[Stored data]
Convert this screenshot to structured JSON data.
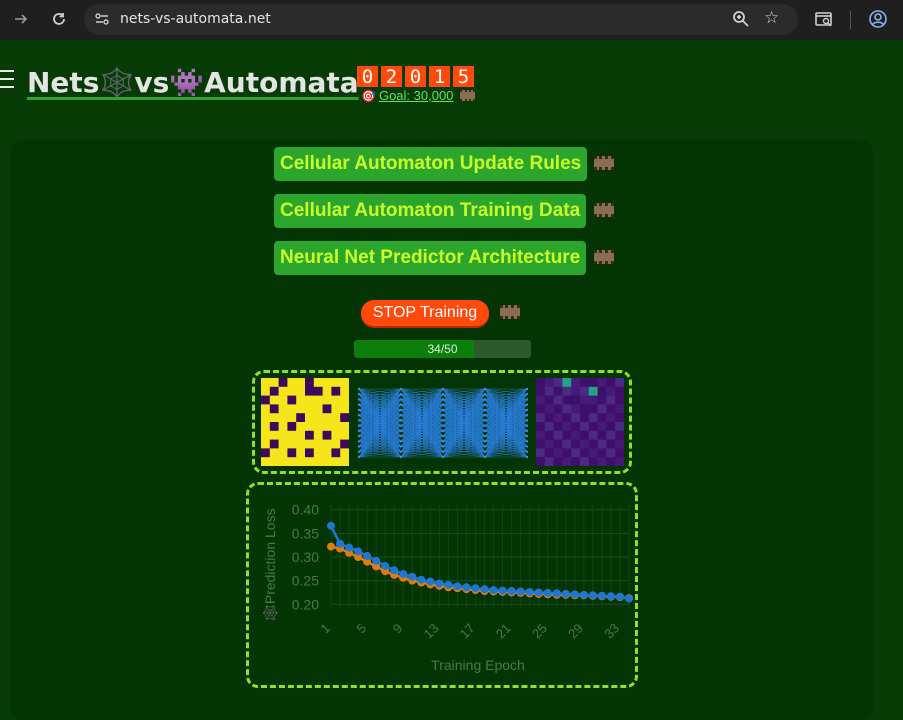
{
  "browser": {
    "url": "nets-vs-automata.net"
  },
  "site": {
    "title": "Nets🕸️vs👾Automata",
    "counter_digits": [
      "0",
      "2",
      "0",
      "1",
      "5"
    ],
    "goal_label": "Goal: 30,000"
  },
  "sections": [
    {
      "label": "Cellular Automaton Update Rules"
    },
    {
      "label": "Cellular Automaton Training Data"
    },
    {
      "label": "Neural Net Predictor Architecture"
    }
  ],
  "training": {
    "stop_label": "STOP Training",
    "progress_text": "34/50",
    "progress_fraction": 0.68
  },
  "colors": {
    "accent_green": "#2ca52c",
    "label_lime": "#c8ff2a",
    "stop_orange": "#ff4a0e",
    "series_blue": "#1f77d4",
    "series_orange": "#e07b10"
  },
  "automaton_grid": [
    [
      0,
      0,
      1,
      0,
      0,
      1,
      0,
      0,
      0,
      0
    ],
    [
      0,
      1,
      0,
      0,
      0,
      1,
      1,
      0,
      1,
      0
    ],
    [
      1,
      0,
      0,
      1,
      0,
      0,
      0,
      0,
      0,
      0
    ],
    [
      0,
      1,
      0,
      0,
      0,
      0,
      0,
      1,
      0,
      0
    ],
    [
      0,
      0,
      0,
      0,
      1,
      0,
      0,
      0,
      0,
      1
    ],
    [
      0,
      1,
      0,
      1,
      0,
      0,
      0,
      0,
      0,
      0
    ],
    [
      0,
      0,
      0,
      0,
      0,
      1,
      0,
      1,
      0,
      0
    ],
    [
      0,
      1,
      0,
      0,
      0,
      0,
      0,
      0,
      0,
      1
    ],
    [
      1,
      0,
      0,
      1,
      0,
      1,
      0,
      0,
      1,
      0
    ],
    [
      0,
      0,
      0,
      0,
      0,
      0,
      0,
      0,
      0,
      0
    ]
  ],
  "prediction_grid": [
    [
      0.2,
      0.25,
      0.35,
      0.6,
      0.25,
      0.2,
      0.2,
      0.25,
      0.2,
      0.3
    ],
    [
      0.2,
      0.3,
      0.2,
      0.35,
      0.25,
      0.3,
      0.65,
      0.2,
      0.25,
      0.2
    ],
    [
      0.25,
      0.2,
      0.3,
      0.2,
      0.2,
      0.25,
      0.25,
      0.2,
      0.3,
      0.2
    ],
    [
      0.2,
      0.25,
      0.2,
      0.3,
      0.25,
      0.2,
      0.2,
      0.3,
      0.2,
      0.25
    ],
    [
      0.3,
      0.2,
      0.25,
      0.2,
      0.35,
      0.2,
      0.3,
      0.2,
      0.25,
      0.2
    ],
    [
      0.2,
      0.3,
      0.2,
      0.25,
      0.2,
      0.3,
      0.2,
      0.25,
      0.2,
      0.3
    ],
    [
      0.25,
      0.2,
      0.3,
      0.2,
      0.25,
      0.2,
      0.3,
      0.2,
      0.3,
      0.2
    ],
    [
      0.2,
      0.25,
      0.2,
      0.3,
      0.2,
      0.25,
      0.2,
      0.3,
      0.2,
      0.25
    ],
    [
      0.3,
      0.2,
      0.25,
      0.2,
      0.3,
      0.2,
      0.25,
      0.2,
      0.3,
      0.2
    ],
    [
      0.2,
      0.3,
      0.2,
      0.25,
      0.2,
      0.3,
      0.2,
      0.25,
      0.2,
      0.25
    ]
  ],
  "chart_data": {
    "type": "line",
    "title": "",
    "xlabel": "Training Epoch",
    "ylabel": "🕸️Prediction Loss",
    "xlim": [
      1,
      34
    ],
    "ylim": [
      0.19,
      0.41
    ],
    "x_ticks": [
      1,
      5,
      9,
      13,
      17,
      21,
      25,
      29,
      33
    ],
    "y_ticks": [
      0.2,
      0.25,
      0.3,
      0.35,
      0.4
    ],
    "grid": true,
    "x": [
      1,
      2,
      3,
      4,
      5,
      6,
      7,
      8,
      9,
      10,
      11,
      12,
      13,
      14,
      15,
      16,
      17,
      18,
      19,
      20,
      21,
      22,
      23,
      24,
      25,
      26,
      27,
      28,
      29,
      30,
      31,
      32,
      33,
      34
    ],
    "series": [
      {
        "color": "#e07b10",
        "values": [
          0.322,
          0.318,
          0.309,
          0.3,
          0.29,
          0.28,
          0.27,
          0.262,
          0.256,
          0.25,
          0.246,
          0.242,
          0.239,
          0.236,
          0.234,
          0.232,
          0.23,
          0.228,
          0.227,
          0.226,
          0.225,
          0.224,
          0.223,
          0.222,
          0.221,
          0.22,
          0.22,
          0.219,
          0.219,
          0.218,
          0.217,
          0.216,
          0.215,
          0.213
        ]
      },
      {
        "color": "#1f77d4",
        "values": [
          0.366,
          0.328,
          0.32,
          0.312,
          0.302,
          0.292,
          0.281,
          0.272,
          0.264,
          0.258,
          0.252,
          0.248,
          0.244,
          0.241,
          0.238,
          0.236,
          0.234,
          0.232,
          0.23,
          0.229,
          0.228,
          0.227,
          0.226,
          0.225,
          0.224,
          0.223,
          0.222,
          0.221,
          0.22,
          0.219,
          0.218,
          0.217,
          0.216,
          0.212
        ]
      }
    ]
  }
}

■ What to work on: Write out the whole listing again, exactly, with no pictures.

■ Completed task:
Convert this screenshot to structured JSON data.
{
  "browser": {
    "url": "nets-vs-automata.net"
  },
  "site": {
    "title": "Nets🕸️vs👾Automata",
    "counter_digits": [
      "0",
      "2",
      "0",
      "1",
      "5"
    ],
    "goal_label": "Goal: 30,000"
  },
  "sections": [
    {
      "label": "Cellular Automaton Update Rules"
    },
    {
      "label": "Cellular Automaton Training Data"
    },
    {
      "label": "Neural Net Predictor Architecture"
    }
  ],
  "training": {
    "stop_label": "STOP Training",
    "progress_text": "34/50",
    "progress_fraction": 0.68
  },
  "colors": {
    "accent_green": "#2ca52c",
    "label_lime": "#c8ff2a",
    "stop_orange": "#ff4a0e",
    "series_blue": "#1f77d4",
    "series_orange": "#e07b10"
  },
  "automaton_grid": [
    [
      0,
      0,
      1,
      0,
      0,
      1,
      0,
      0,
      0,
      0
    ],
    [
      0,
      1,
      0,
      0,
      0,
      1,
      1,
      0,
      1,
      0
    ],
    [
      1,
      0,
      0,
      1,
      0,
      0,
      0,
      0,
      0,
      0
    ],
    [
      0,
      1,
      0,
      0,
      0,
      0,
      0,
      1,
      0,
      0
    ],
    [
      0,
      0,
      0,
      0,
      1,
      0,
      0,
      0,
      0,
      1
    ],
    [
      0,
      1,
      0,
      1,
      0,
      0,
      0,
      0,
      0,
      0
    ],
    [
      0,
      0,
      0,
      0,
      0,
      1,
      0,
      1,
      0,
      0
    ],
    [
      0,
      1,
      0,
      0,
      0,
      0,
      0,
      0,
      0,
      1
    ],
    [
      1,
      0,
      0,
      1,
      0,
      1,
      0,
      0,
      1,
      0
    ],
    [
      0,
      0,
      0,
      0,
      0,
      0,
      0,
      0,
      0,
      0
    ]
  ],
  "prediction_grid": [
    [
      0.2,
      0.25,
      0.35,
      0.6,
      0.25,
      0.2,
      0.2,
      0.25,
      0.2,
      0.3
    ],
    [
      0.2,
      0.3,
      0.2,
      0.35,
      0.25,
      0.3,
      0.65,
      0.2,
      0.25,
      0.2
    ],
    [
      0.25,
      0.2,
      0.3,
      0.2,
      0.2,
      0.25,
      0.25,
      0.2,
      0.3,
      0.2
    ],
    [
      0.2,
      0.25,
      0.2,
      0.3,
      0.25,
      0.2,
      0.2,
      0.3,
      0.2,
      0.25
    ],
    [
      0.3,
      0.2,
      0.25,
      0.2,
      0.35,
      0.2,
      0.3,
      0.2,
      0.25,
      0.2
    ],
    [
      0.2,
      0.3,
      0.2,
      0.25,
      0.2,
      0.3,
      0.2,
      0.25,
      0.2,
      0.3
    ],
    [
      0.25,
      0.2,
      0.3,
      0.2,
      0.25,
      0.2,
      0.3,
      0.2,
      0.3,
      0.2
    ],
    [
      0.2,
      0.25,
      0.2,
      0.3,
      0.2,
      0.25,
      0.2,
      0.3,
      0.2,
      0.25
    ],
    [
      0.3,
      0.2,
      0.25,
      0.2,
      0.3,
      0.2,
      0.25,
      0.2,
      0.3,
      0.2
    ],
    [
      0.2,
      0.3,
      0.2,
      0.25,
      0.2,
      0.3,
      0.2,
      0.25,
      0.2,
      0.25
    ]
  ],
  "chart_data": {
    "type": "line",
    "title": "",
    "xlabel": "Training Epoch",
    "ylabel": "🕸️Prediction Loss",
    "xlim": [
      1,
      34
    ],
    "ylim": [
      0.19,
      0.41
    ],
    "x_ticks": [
      1,
      5,
      9,
      13,
      17,
      21,
      25,
      29,
      33
    ],
    "y_ticks": [
      0.2,
      0.25,
      0.3,
      0.35,
      0.4
    ],
    "grid": true,
    "x": [
      1,
      2,
      3,
      4,
      5,
      6,
      7,
      8,
      9,
      10,
      11,
      12,
      13,
      14,
      15,
      16,
      17,
      18,
      19,
      20,
      21,
      22,
      23,
      24,
      25,
      26,
      27,
      28,
      29,
      30,
      31,
      32,
      33,
      34
    ],
    "series": [
      {
        "color": "#e07b10",
        "values": [
          0.322,
          0.318,
          0.309,
          0.3,
          0.29,
          0.28,
          0.27,
          0.262,
          0.256,
          0.25,
          0.246,
          0.242,
          0.239,
          0.236,
          0.234,
          0.232,
          0.23,
          0.228,
          0.227,
          0.226,
          0.225,
          0.224,
          0.223,
          0.222,
          0.221,
          0.22,
          0.22,
          0.219,
          0.219,
          0.218,
          0.217,
          0.216,
          0.215,
          0.213
        ]
      },
      {
        "color": "#1f77d4",
        "values": [
          0.366,
          0.328,
          0.32,
          0.312,
          0.302,
          0.292,
          0.281,
          0.272,
          0.264,
          0.258,
          0.252,
          0.248,
          0.244,
          0.241,
          0.238,
          0.236,
          0.234,
          0.232,
          0.23,
          0.229,
          0.228,
          0.227,
          0.226,
          0.225,
          0.224,
          0.223,
          0.222,
          0.221,
          0.22,
          0.219,
          0.218,
          0.217,
          0.216,
          0.212
        ]
      }
    ]
  }
}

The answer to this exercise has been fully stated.